*Problem*. Using the material below, work out how many lines contain the word "this". Reply with the number and nothing more.

*Data for processing*.
— begin —

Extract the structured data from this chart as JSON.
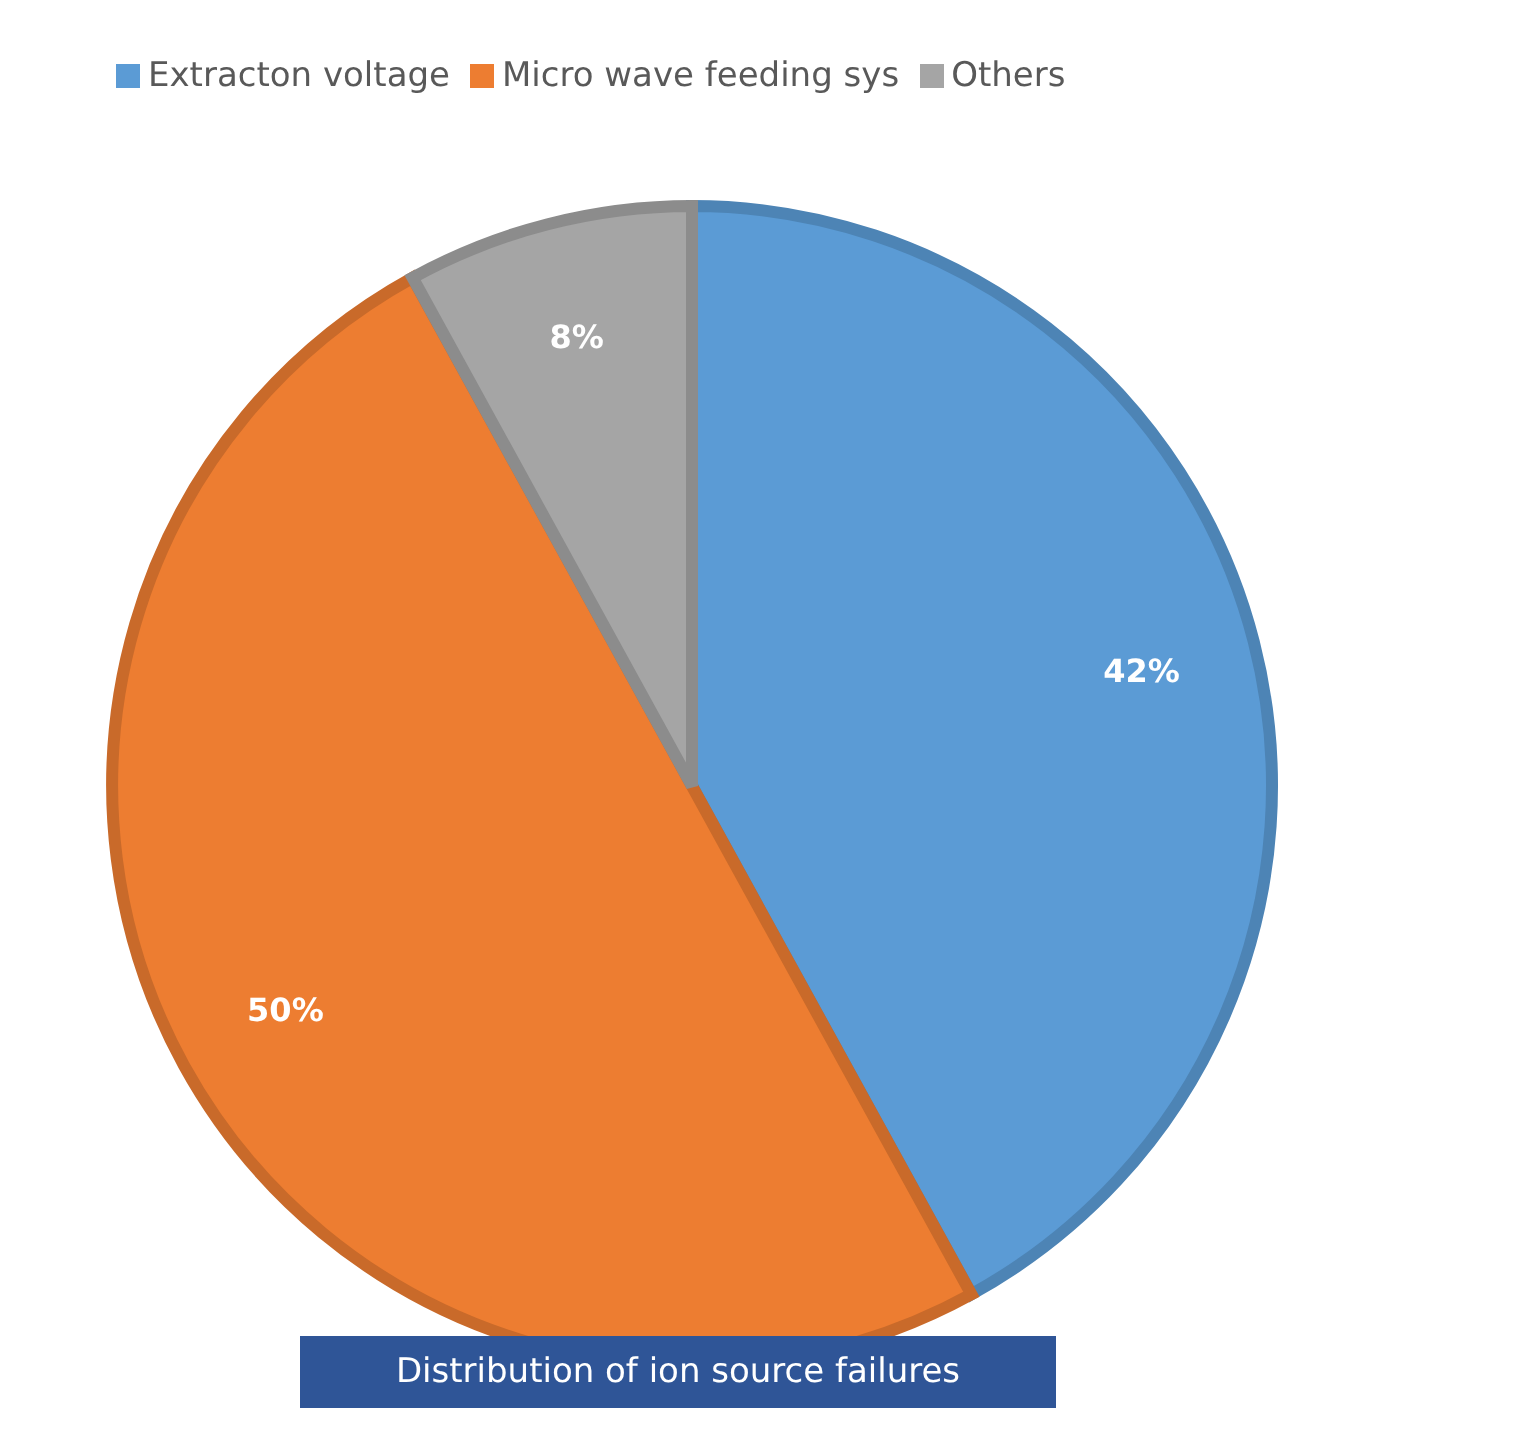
{
  "chart_data": {
    "type": "pie",
    "categories": [
      "Extracton voltage",
      "Micro wave feeding sys",
      "Others"
    ],
    "values": [
      42,
      50,
      8
    ],
    "colors": [
      "#5b9bd5",
      "#ed7d31",
      "#a5a5a5"
    ],
    "value_labels": [
      "42%",
      "50%",
      "8%"
    ],
    "legend": "top",
    "annotations": [
      "Distribution of ion source failures"
    ]
  }
}
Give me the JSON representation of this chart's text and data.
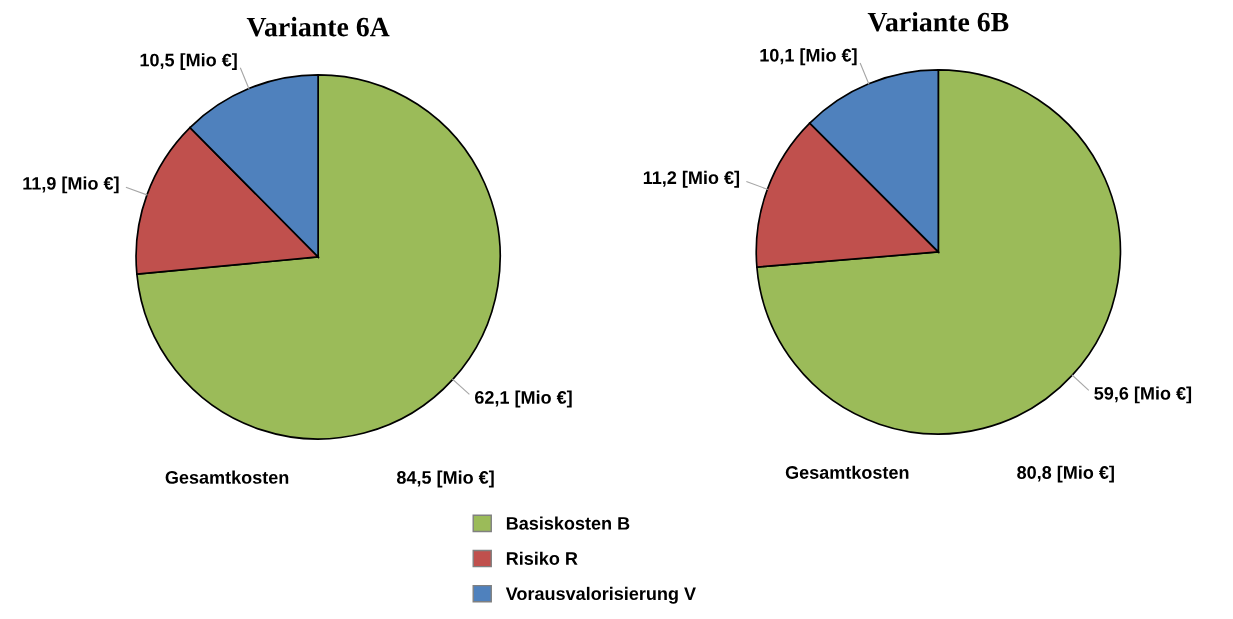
{
  "chart_data": [
    {
      "type": "pie",
      "title": "Variante 6A",
      "categories": [
        "Basiskosten B",
        "Risiko R",
        "Vorausvalorisierung V"
      ],
      "values": [
        62.1,
        11.9,
        10.5
      ],
      "colors": [
        "#9bbb59",
        "#c0504d",
        "#4f81bd"
      ],
      "value_labels": [
        "62,1 [Mio €]",
        "11,9 [Mio €]",
        "10,5 [Mio €]"
      ],
      "annotations": [
        "Gesamtkosten",
        "84,5 [Mio €]"
      ],
      "legend": "bottom"
    },
    {
      "type": "pie",
      "title": "Variante 6B",
      "categories": [
        null,
        null,
        null
      ],
      "values": [
        59.6,
        11.2,
        10.1
      ],
      "colors": [
        "#9bbb59",
        "#c0504d",
        "#4f81bd"
      ],
      "value_labels": [
        "59,6 [Mio €]",
        "11,2 [Mio €]",
        "10,1 [Mio €]"
      ],
      "annotations": [
        "Gesamtkosten",
        "80,8 [Mio €]"
      ]
    }
  ]
}
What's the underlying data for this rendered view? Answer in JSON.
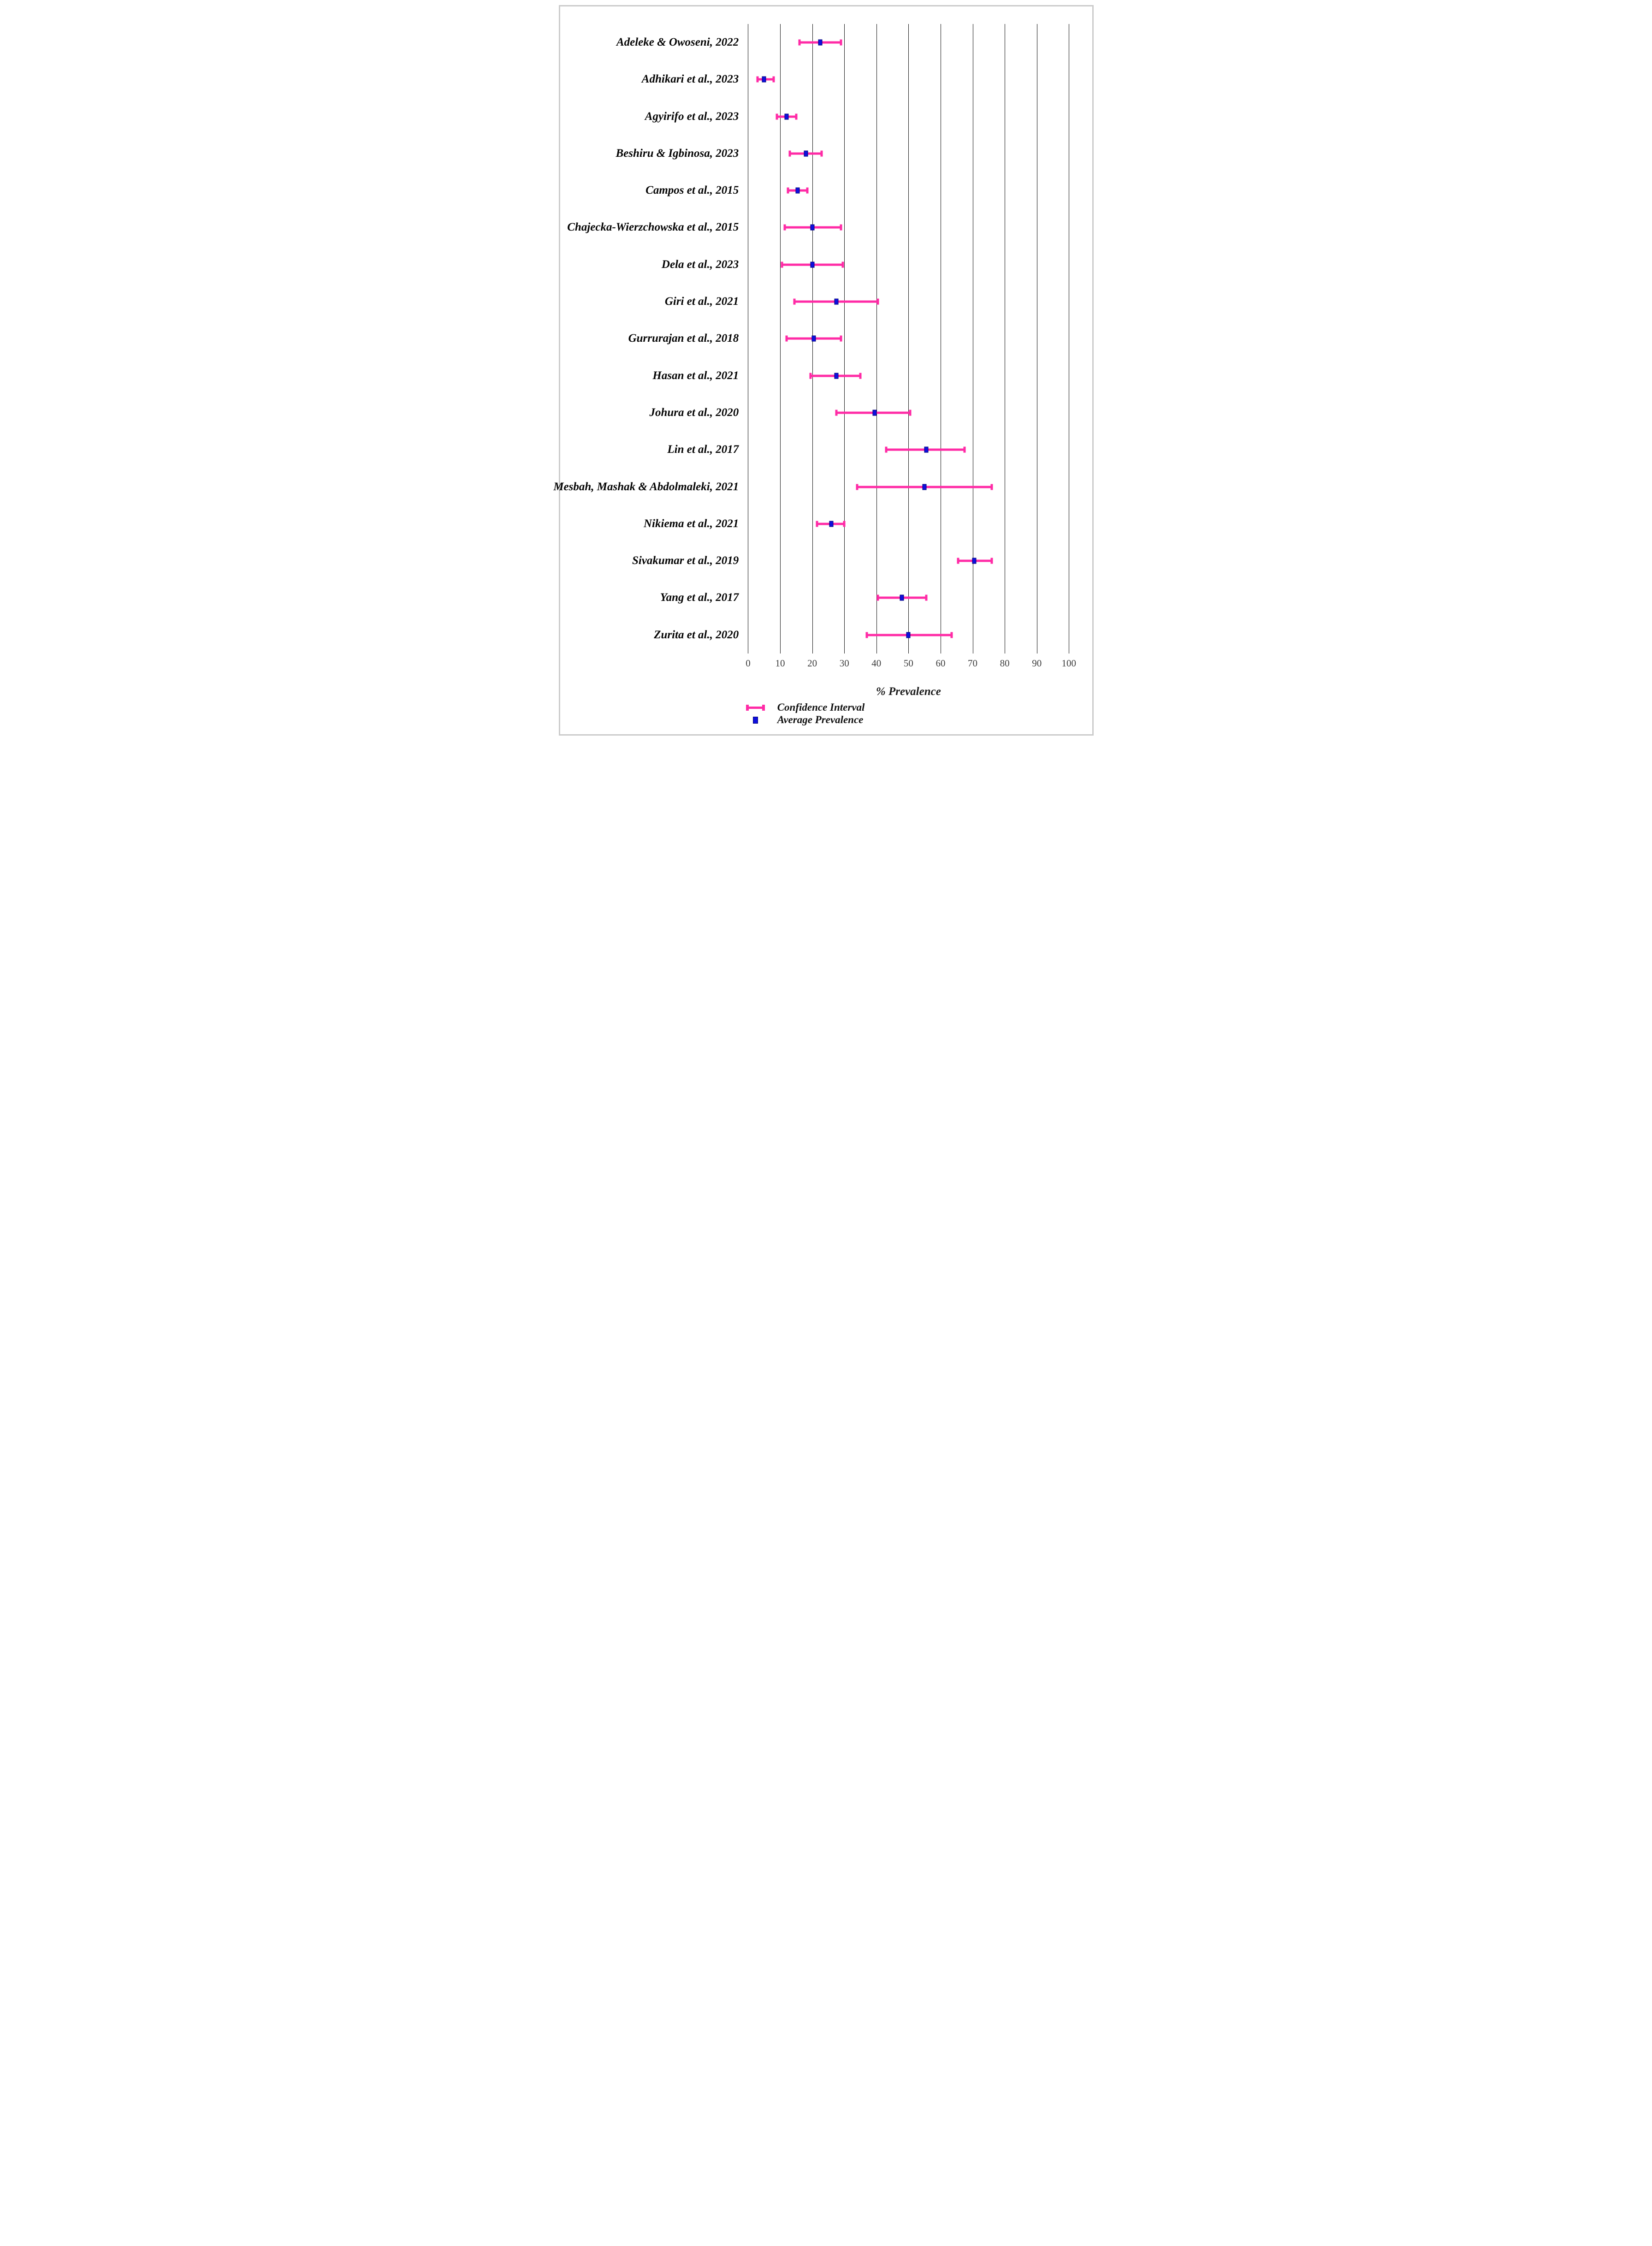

— end —

*Answer to the task*. 3